**STATED PROBLEM:** Filter the data below for the string "Gramicidin" and copy each matching line.

**MATERIALS PROVIDED:**
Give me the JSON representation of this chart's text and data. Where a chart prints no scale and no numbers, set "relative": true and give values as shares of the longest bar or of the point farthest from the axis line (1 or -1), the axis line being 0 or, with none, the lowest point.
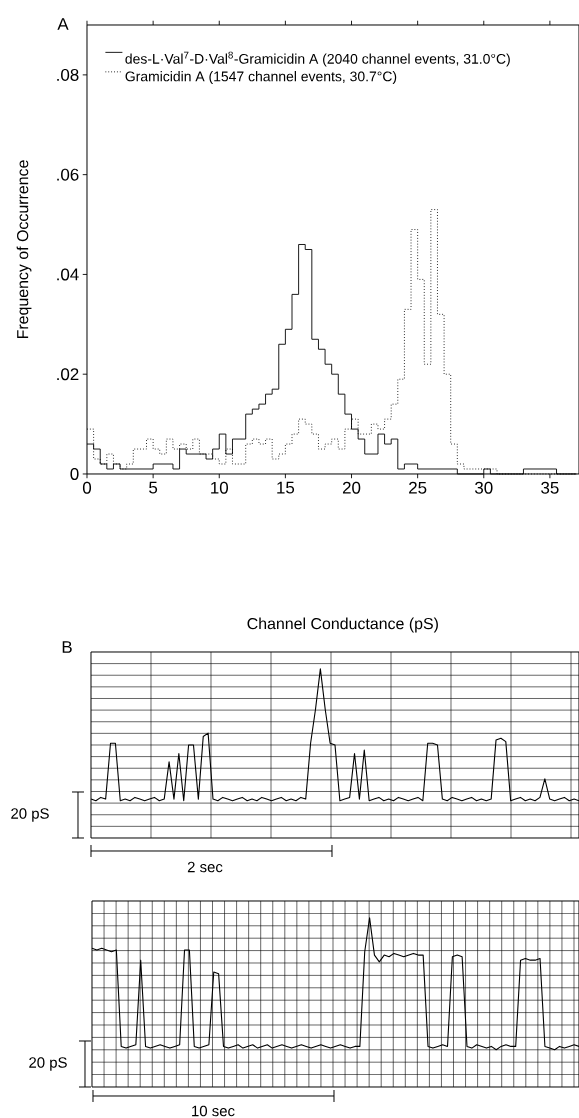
{
  "chart_data": [
    {
      "type": "histogram",
      "xlabel": "Channel Conductance (pS)",
      "ylabel": "Frequency of Occurrence",
      "annotations": [
        "A"
      ],
      "legend": "top left",
      "bins": [
        0,
        0.5,
        1,
        1.5,
        2,
        2.5,
        3,
        3.5,
        4,
        4.5,
        5,
        5.5,
        6,
        6.5,
        7,
        7.5,
        8,
        8.5,
        9,
        9.5,
        10,
        10.5,
        11,
        11.5,
        12,
        12.5,
        13,
        13.5,
        14,
        14.5,
        15,
        15.5,
        16,
        16.5,
        17,
        17.5,
        18,
        18.5,
        19,
        19.5,
        20,
        20.5,
        21,
        21.5,
        22,
        22.5,
        23,
        23.5,
        24,
        24.5,
        25,
        25.5,
        26,
        26.5,
        27,
        27.5,
        28,
        28.5,
        29,
        29.5,
        30,
        30.5,
        31,
        31.5,
        32,
        32.5,
        33,
        33.5,
        34,
        34.5,
        35,
        35.5,
        36,
        36.5,
        37
      ],
      "series": [
        {
          "name": "des-L·Val$^{7}$-D·Val$^{8}$-Gramicidin A  (2040 channel events, 31.0°C)",
          "color": "#000000",
          "line_style": "solid",
          "values": [
            0.006,
            0.005,
            0.002,
            0.001,
            0.002,
            0.001,
            0.001,
            0.001,
            0.001,
            0.001,
            0.002,
            0.002,
            0.002,
            0.001,
            0.005,
            0.004,
            0.004,
            0.004,
            0.003,
            0.005,
            0.008,
            0.004,
            0.007,
            0.007,
            0.012,
            0.013,
            0.014,
            0.016,
            0.017,
            0.026,
            0.029,
            0.036,
            0.046,
            0.045,
            0.027,
            0.025,
            0.022,
            0.02,
            0.016,
            0.012,
            0.009,
            0.007,
            0.004,
            0.004,
            0.008,
            0.006,
            0.007,
            0.001,
            0.002,
            0.002,
            0.001,
            0.001,
            0.001,
            0.001,
            0.001,
            0.001,
            0,
            0,
            0,
            0,
            0.001,
            0,
            0,
            0,
            0,
            0,
            0.001,
            0.001,
            0.001,
            0.001,
            0.001,
            0,
            0,
            0
          ]
        },
        {
          "name": "Gramicidin A  (1547 channel  events, 30.7°C)",
          "color": "#000000",
          "line_style": "dotted",
          "values": [
            0.009,
            0.003,
            0.002,
            0.004,
            0.002,
            0.001,
            0.002,
            0.005,
            0.005,
            0.007,
            0.005,
            0.004,
            0.007,
            0.005,
            0.006,
            0.005,
            0.007,
            0.004,
            0.004,
            0.003,
            0.002,
            0.005,
            0.002,
            0.002,
            0.006,
            0.007,
            0.006,
            0.007,
            0.003,
            0.004,
            0.006,
            0.008,
            0.011,
            0.01,
            0.008,
            0.005,
            0.006,
            0.007,
            0.005,
            0.009,
            0.011,
            0.008,
            0.008,
            0.01,
            0.009,
            0.011,
            0.014,
            0.019,
            0.033,
            0.049,
            0.039,
            0.022,
            0.053,
            0.032,
            0.02,
            0.006,
            0.002,
            0.001,
            0.001,
            0.001,
            0.001,
            0.001,
            0,
            0,
            0,
            0,
            0,
            0,
            0,
            0,
            0,
            0,
            0,
            0
          ]
        }
      ],
      "xlim": [
        0,
        37.2
      ],
      "ylim": [
        0,
        0.09
      ],
      "xticks": [
        0,
        5,
        10,
        15,
        20,
        25,
        30,
        35
      ],
      "yticks": [
        0,
        {
          "value": 0.02,
          "label": ".02"
        },
        {
          "value": 0.04,
          "label": ".04"
        },
        {
          "value": 0.06,
          "label": ".06"
        },
        {
          "value": 0.08,
          "label": ".08"
        }
      ]
    },
    {
      "type": "line",
      "relative": true,
      "grid": true,
      "annotations": [
        "B",
        "20 pS",
        "2 sec"
      ],
      "color": "#000000",
      "categories": [
        null,
        null,
        null,
        null,
        null,
        null,
        null,
        null,
        null,
        null,
        null,
        null,
        null,
        null,
        null,
        null,
        null,
        null,
        null,
        null,
        null,
        null,
        null,
        null,
        null,
        null,
        null,
        null,
        null,
        null,
        null,
        null,
        null,
        null,
        null,
        null,
        null,
        null,
        null,
        null,
        null,
        null,
        null,
        null,
        null,
        null,
        null,
        null,
        null,
        null,
        null,
        null,
        null,
        null,
        null,
        null,
        null,
        null,
        null,
        null,
        null,
        null,
        null,
        null,
        null,
        null,
        null,
        null,
        null,
        null,
        null,
        null,
        null,
        null,
        null,
        null,
        null,
        null,
        null,
        null,
        null,
        null,
        null,
        null,
        null,
        null,
        null,
        null,
        null,
        null,
        null,
        null,
        null,
        null,
        null,
        null,
        null,
        null,
        null,
        null,
        null
      ],
      "values": [
        0.23,
        0.22,
        0.24,
        0.23,
        0.56,
        0.56,
        0.22,
        0.23,
        0.22,
        0.24,
        0.23,
        0.22,
        0.23,
        0.24,
        0.22,
        0.23,
        0.45,
        0.23,
        0.5,
        0.22,
        0.55,
        0.55,
        0.23,
        0.6,
        0.62,
        0.23,
        0.22,
        0.24,
        0.23,
        0.22,
        0.23,
        0.24,
        0.22,
        0.23,
        0.22,
        0.24,
        0.23,
        0.22,
        0.23,
        0.24,
        0.22,
        0.23,
        0.22,
        0.24,
        0.23,
        0.56,
        0.76,
        1,
        0.76,
        0.56,
        0.55,
        0.22,
        0.23,
        0.24,
        0.5,
        0.23,
        0.52,
        0.22,
        0.23,
        0.24,
        0.22,
        0.23,
        0.22,
        0.24,
        0.23,
        0.22,
        0.23,
        0.24,
        0.22,
        0.56,
        0.56,
        0.55,
        0.23,
        0.22,
        0.24,
        0.23,
        0.22,
        0.23,
        0.24,
        0.22,
        0.23,
        0.22,
        0.23,
        0.58,
        0.59,
        0.57,
        0.22,
        0.23,
        0.24,
        0.22,
        0.23,
        0.22,
        0.24,
        0.35,
        0.23,
        0.22,
        0.23,
        0.24,
        0.22,
        0.23,
        0.22
      ]
    },
    {
      "type": "line",
      "relative": true,
      "grid": true,
      "annotations": [
        "20 pS",
        "10 sec"
      ],
      "color": "#000000",
      "categories": [
        null,
        null,
        null,
        null,
        null,
        null,
        null,
        null,
        null,
        null,
        null,
        null,
        null,
        null,
        null,
        null,
        null,
        null,
        null,
        null,
        null,
        null,
        null,
        null,
        null,
        null,
        null,
        null,
        null,
        null,
        null,
        null,
        null,
        null,
        null,
        null,
        null,
        null,
        null,
        null,
        null,
        null,
        null,
        null,
        null,
        null,
        null,
        null,
        null,
        null,
        null,
        null,
        null,
        null,
        null,
        null,
        null,
        null,
        null,
        null,
        null,
        null,
        null,
        null,
        null,
        null,
        null,
        null,
        null,
        null,
        null,
        null,
        null,
        null,
        null,
        null,
        null,
        null,
        null,
        null,
        null,
        null,
        null,
        null,
        null,
        null,
        null,
        null,
        null,
        null,
        null,
        null,
        null,
        null,
        null,
        null,
        null,
        null,
        null,
        null,
        null
      ],
      "values": [
        0.82,
        0.81,
        0.82,
        0.81,
        0.8,
        0.81,
        0.24,
        0.23,
        0.24,
        0.25,
        0.75,
        0.24,
        0.23,
        0.24,
        0.25,
        0.24,
        0.23,
        0.24,
        0.25,
        0.81,
        0.81,
        0.24,
        0.23,
        0.24,
        0.25,
        0.68,
        0.67,
        0.24,
        0.23,
        0.24,
        0.25,
        0.23,
        0.24,
        0.25,
        0.23,
        0.24,
        0.25,
        0.23,
        0.24,
        0.25,
        0.24,
        0.23,
        0.24,
        0.25,
        0.24,
        0.23,
        0.24,
        0.25,
        0.24,
        0.23,
        0.24,
        0.25,
        0.24,
        0.23,
        0.24,
        0.24,
        0.8,
        1,
        0.78,
        0.74,
        0.78,
        0.77,
        0.79,
        0.78,
        0.77,
        0.78,
        0.79,
        0.78,
        0.78,
        0.24,
        0.23,
        0.24,
        0.25,
        0.24,
        0.77,
        0.78,
        0.77,
        0.24,
        0.23,
        0.25,
        0.24,
        0.23,
        0.24,
        0.22,
        0.24,
        0.25,
        0.24,
        0.24,
        0.75,
        0.76,
        0.75,
        0.75,
        0.76,
        0.24,
        0.23,
        0.22,
        0.24,
        0.23,
        0.24,
        0.25,
        0.24
      ]
    }
  ]
}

**PROBLEM SOLUTION:**
          "name": "des-L·Val$^{7}$-D·Val$^{8}$-Gramicidin A  (2040 channel events, 31.0°C)",
          "name": "Gramicidin A  (1547 channel  events, 30.7°C)",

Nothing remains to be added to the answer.